■ AIM OF THE EXERCISE: Reproduce the listing exactly and skip over any pictures.

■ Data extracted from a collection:

* Start *

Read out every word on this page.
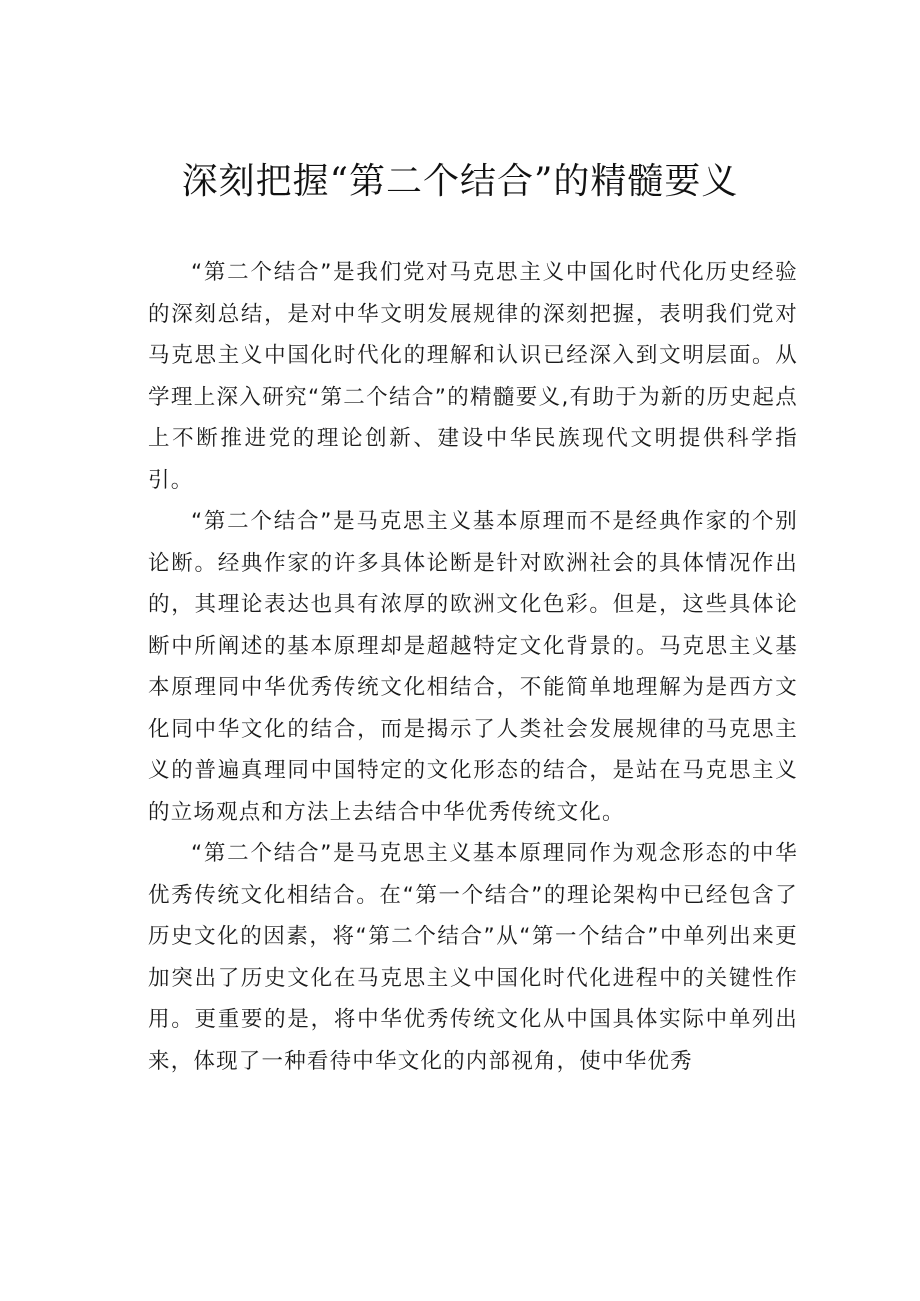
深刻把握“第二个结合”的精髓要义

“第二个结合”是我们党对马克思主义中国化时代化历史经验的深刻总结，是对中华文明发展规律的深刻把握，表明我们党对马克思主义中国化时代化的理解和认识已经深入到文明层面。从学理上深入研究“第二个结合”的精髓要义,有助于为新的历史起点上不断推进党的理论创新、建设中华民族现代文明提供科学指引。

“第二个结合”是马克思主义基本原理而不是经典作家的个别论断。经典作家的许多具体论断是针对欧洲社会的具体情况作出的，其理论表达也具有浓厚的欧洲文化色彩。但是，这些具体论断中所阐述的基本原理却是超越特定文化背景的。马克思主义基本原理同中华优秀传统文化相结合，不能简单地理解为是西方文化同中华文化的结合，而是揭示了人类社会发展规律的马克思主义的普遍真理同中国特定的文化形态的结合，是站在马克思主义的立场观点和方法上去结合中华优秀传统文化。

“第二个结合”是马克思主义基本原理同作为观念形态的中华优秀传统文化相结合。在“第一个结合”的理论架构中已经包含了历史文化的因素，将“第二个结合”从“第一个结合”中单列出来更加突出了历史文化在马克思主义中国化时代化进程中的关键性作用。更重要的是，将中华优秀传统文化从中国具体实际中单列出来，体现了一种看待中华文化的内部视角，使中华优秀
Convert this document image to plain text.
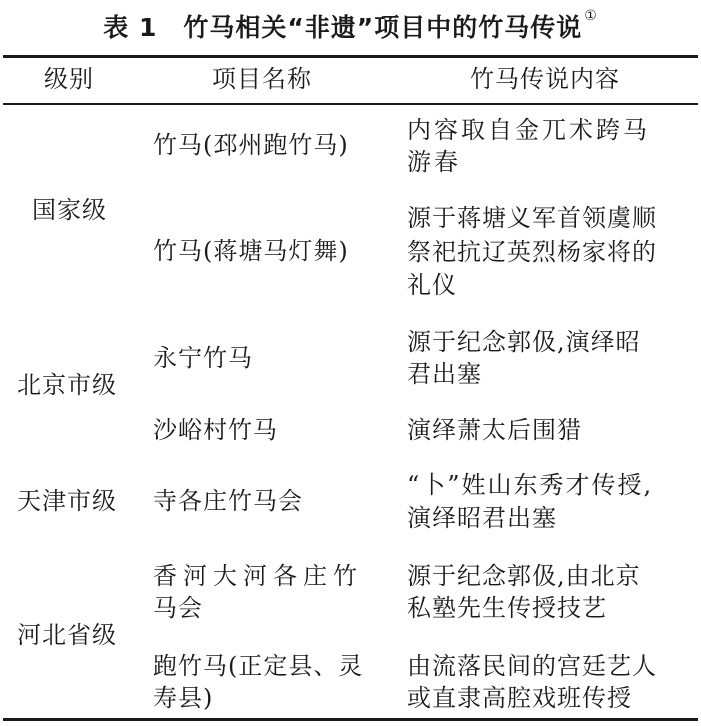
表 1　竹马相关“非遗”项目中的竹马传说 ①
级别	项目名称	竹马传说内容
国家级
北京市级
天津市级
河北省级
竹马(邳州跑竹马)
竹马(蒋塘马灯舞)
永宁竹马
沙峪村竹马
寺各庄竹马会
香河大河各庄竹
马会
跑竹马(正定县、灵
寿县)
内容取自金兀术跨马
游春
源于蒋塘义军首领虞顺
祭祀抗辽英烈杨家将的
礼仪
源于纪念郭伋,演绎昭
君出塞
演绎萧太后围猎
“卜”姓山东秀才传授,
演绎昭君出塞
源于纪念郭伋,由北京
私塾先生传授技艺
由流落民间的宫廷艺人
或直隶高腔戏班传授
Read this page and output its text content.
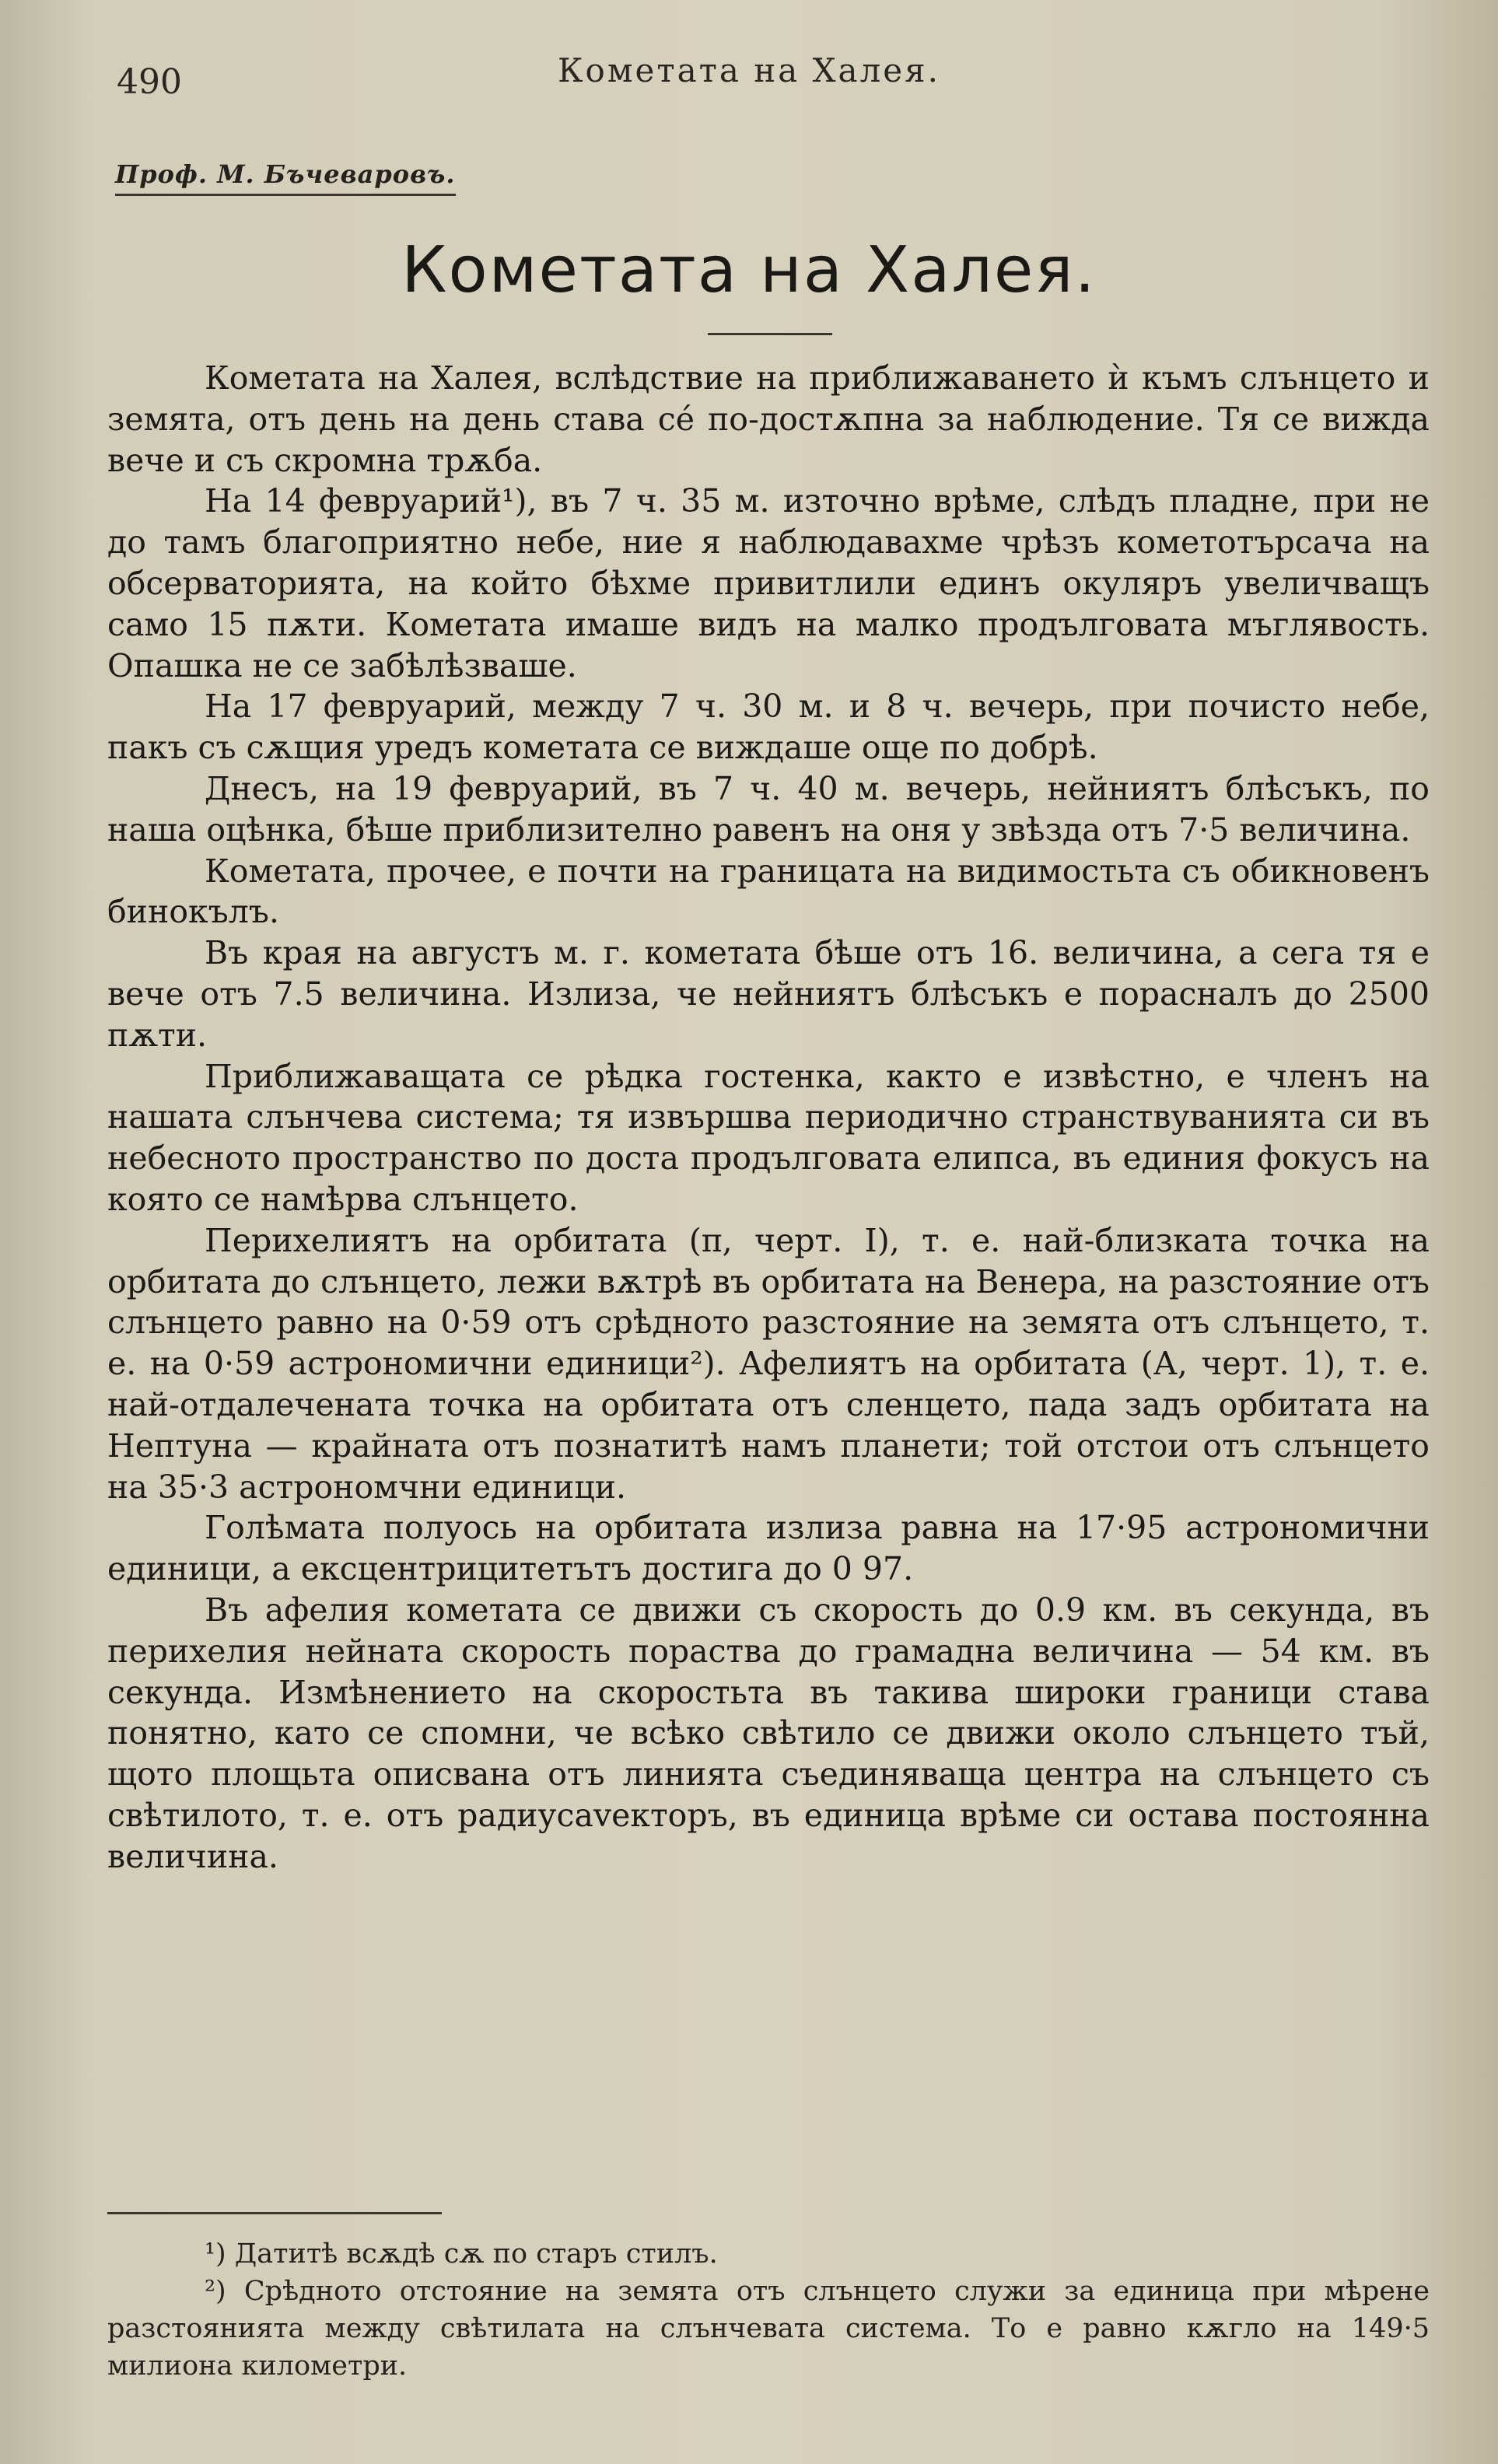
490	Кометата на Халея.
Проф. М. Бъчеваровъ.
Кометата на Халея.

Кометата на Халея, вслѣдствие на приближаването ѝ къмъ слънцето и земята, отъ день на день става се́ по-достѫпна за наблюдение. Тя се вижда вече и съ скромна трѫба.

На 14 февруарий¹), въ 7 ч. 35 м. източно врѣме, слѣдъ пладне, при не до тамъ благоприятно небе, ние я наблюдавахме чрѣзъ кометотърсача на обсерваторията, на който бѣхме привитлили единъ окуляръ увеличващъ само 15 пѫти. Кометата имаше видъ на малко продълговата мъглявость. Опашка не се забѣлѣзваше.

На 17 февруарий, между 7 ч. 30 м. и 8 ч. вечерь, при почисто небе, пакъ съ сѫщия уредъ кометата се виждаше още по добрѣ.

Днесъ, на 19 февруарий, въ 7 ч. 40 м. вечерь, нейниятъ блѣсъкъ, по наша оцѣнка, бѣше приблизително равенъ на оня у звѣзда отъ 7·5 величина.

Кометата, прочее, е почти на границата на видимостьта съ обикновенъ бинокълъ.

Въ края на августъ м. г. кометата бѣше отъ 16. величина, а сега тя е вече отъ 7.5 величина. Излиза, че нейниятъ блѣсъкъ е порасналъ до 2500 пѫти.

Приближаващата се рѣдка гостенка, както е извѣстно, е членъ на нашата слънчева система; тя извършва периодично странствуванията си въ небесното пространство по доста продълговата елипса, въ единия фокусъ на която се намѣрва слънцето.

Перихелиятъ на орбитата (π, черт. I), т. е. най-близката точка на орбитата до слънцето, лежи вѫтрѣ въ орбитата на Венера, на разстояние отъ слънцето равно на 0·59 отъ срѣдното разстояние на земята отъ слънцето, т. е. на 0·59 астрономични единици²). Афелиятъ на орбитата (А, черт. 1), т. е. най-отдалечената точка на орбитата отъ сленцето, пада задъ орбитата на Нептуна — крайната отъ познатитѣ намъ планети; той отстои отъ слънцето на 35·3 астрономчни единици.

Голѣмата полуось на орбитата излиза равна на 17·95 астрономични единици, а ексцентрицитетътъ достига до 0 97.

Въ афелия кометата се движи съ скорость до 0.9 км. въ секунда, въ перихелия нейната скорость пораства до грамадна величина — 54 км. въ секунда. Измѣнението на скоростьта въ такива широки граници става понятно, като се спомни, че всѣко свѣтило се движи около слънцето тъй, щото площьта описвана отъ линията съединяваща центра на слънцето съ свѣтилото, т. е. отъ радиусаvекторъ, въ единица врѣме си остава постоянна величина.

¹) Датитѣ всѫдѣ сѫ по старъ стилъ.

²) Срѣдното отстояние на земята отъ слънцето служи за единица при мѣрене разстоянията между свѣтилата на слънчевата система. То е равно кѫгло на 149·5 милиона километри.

* End *

■ SOLUTION FOR THIS TASK:
Read out every word on this page.
深刻把握“第二个结合”的精髓要义

“第二个结合”是我们党对马克思主义中国化时代化历史经验的深刻总结，是对中华文明发展规律的深刻把握，表明我们党对马克思主义中国化时代化的理解和认识已经深入到文明层面。从学理上深入研究“第二个结合”的精髓要义,有助于为新的历史起点上不断推进党的理论创新、建设中华民族现代文明提供科学指引。

“第二个结合”是马克思主义基本原理而不是经典作家的个别论断。经典作家的许多具体论断是针对欧洲社会的具体情况作出的，其理论表达也具有浓厚的欧洲文化色彩。但是，这些具体论断中所阐述的基本原理却是超越特定文化背景的。马克思主义基本原理同中华优秀传统文化相结合，不能简单地理解为是西方文化同中华文化的结合，而是揭示了人类社会发展规律的马克思主义的普遍真理同中国特定的文化形态的结合，是站在马克思主义的立场观点和方法上去结合中华优秀传统文化。

“第二个结合”是马克思主义基本原理同作为观念形态的中华优秀传统文化相结合。在“第一个结合”的理论架构中已经包含了历史文化的因素，将“第二个结合”从“第一个结合”中单列出来更加突出了历史文化在马克思主义中国化时代化进程中的关键性作用。更重要的是，将中华优秀传统文化从中国具体实际中单列出来，体现了一种看待中华文化的内部视角，使中华优秀
Convert this document image to plain text.
表 1　竹马相关“非遗”项目中的竹马传说 ①
级别	项目名称	竹马传说内容
国家级
北京市级
天津市级
河北省级
竹马(邳州跑竹马)
竹马(蒋塘马灯舞)
永宁竹马
沙峪村竹马
寺各庄竹马会
香河大河各庄竹
马会
跑竹马(正定县、灵
寿县)
内容取自金兀术跨马
游春
源于蒋塘义军首领虞顺
祭祀抗辽英烈杨家将的
礼仪
源于纪念郭伋,演绎昭
君出塞
演绎萧太后围猎
“卜”姓山东秀才传授,
演绎昭君出塞
源于纪念郭伋,由北京
私塾先生传授技艺
由流落民间的宫廷艺人
或直隶高腔戏班传授
Read this page and output its text content.
490	Кометата на Халея.
Проф. М. Бъчеваровъ.
Кометата на Халея.

Кометата на Халея, вслѣдствие на приближаването ѝ къмъ слънцето и земята, отъ день на день става се́ по-достѫпна за наблюдение. Тя се вижда вече и съ скромна трѫба.

На 14 февруарий¹), въ 7 ч. 35 м. източно врѣме, слѣдъ пладне, при не до тамъ благоприятно небе, ние я наблюдавахме чрѣзъ кометотърсача на обсерваторията, на който бѣхме привитлили единъ окуляръ увеличващъ само 15 пѫти. Кометата имаше видъ на малко продълговата мъглявость. Опашка не се забѣлѣзваше.

На 17 февруарий, между 7 ч. 30 м. и 8 ч. вечерь, при почисто небе, пакъ съ сѫщия уредъ кометата се виждаше още по добрѣ.

Днесъ, на 19 февруарий, въ 7 ч. 40 м. вечерь, нейниятъ блѣсъкъ, по наша оцѣнка, бѣше приблизително равенъ на оня у звѣзда отъ 7·5 величина.

Кометата, прочее, е почти на границата на видимостьта съ обикновенъ бинокълъ.

Въ края на августъ м. г. кометата бѣше отъ 16. величина, а сега тя е вече отъ 7.5 величина. Излиза, че нейниятъ блѣсъкъ е порасналъ до 2500 пѫти.

Приближаващата се рѣдка гостенка, както е извѣстно, е членъ на нашата слънчева система; тя извършва периодично странствуванията си въ небесното пространство по доста продълговата елипса, въ единия фокусъ на която се намѣрва слънцето.

Перихелиятъ на орбитата (π, черт. I), т. е. най-близката точка на орбитата до слънцето, лежи вѫтрѣ въ орбитата на Венера, на разстояние отъ слънцето равно на 0·59 отъ срѣдното разстояние на земята отъ слънцето, т. е. на 0·59 астрономични единици²). Афелиятъ на орбитата (А, черт. 1), т. е. най-отдалечената точка на орбитата отъ сленцето, пада задъ орбитата на Нептуна — крайната отъ познатитѣ намъ планети; той отстои отъ слънцето на 35·3 астрономчни единици.

Голѣмата полуось на орбитата излиза равна на 17·95 астрономични единици, а ексцентрицитетътъ достига до 0 97.

Въ афелия кометата се движи съ скорость до 0.9 км. въ секунда, въ перихелия нейната скорость пораства до грамадна величина — 54 км. въ секунда. Измѣнението на скоростьта въ такива широки граници става понятно, като се спомни, че всѣко свѣтило се движи около слънцето тъй, щото площьта описвана отъ линията съединяваща центра на слънцето съ свѣтилото, т. е. отъ радиусаvекторъ, въ единица врѣме си остава постоянна величина.

¹) Датитѣ всѫдѣ сѫ по старъ стилъ.

²) Срѣдното отстояние на земята отъ слънцето служи за единица при мѣрене разстоянията между свѣтилата на слънчевата система. То е равно кѫгло на 149·5 милиона километри.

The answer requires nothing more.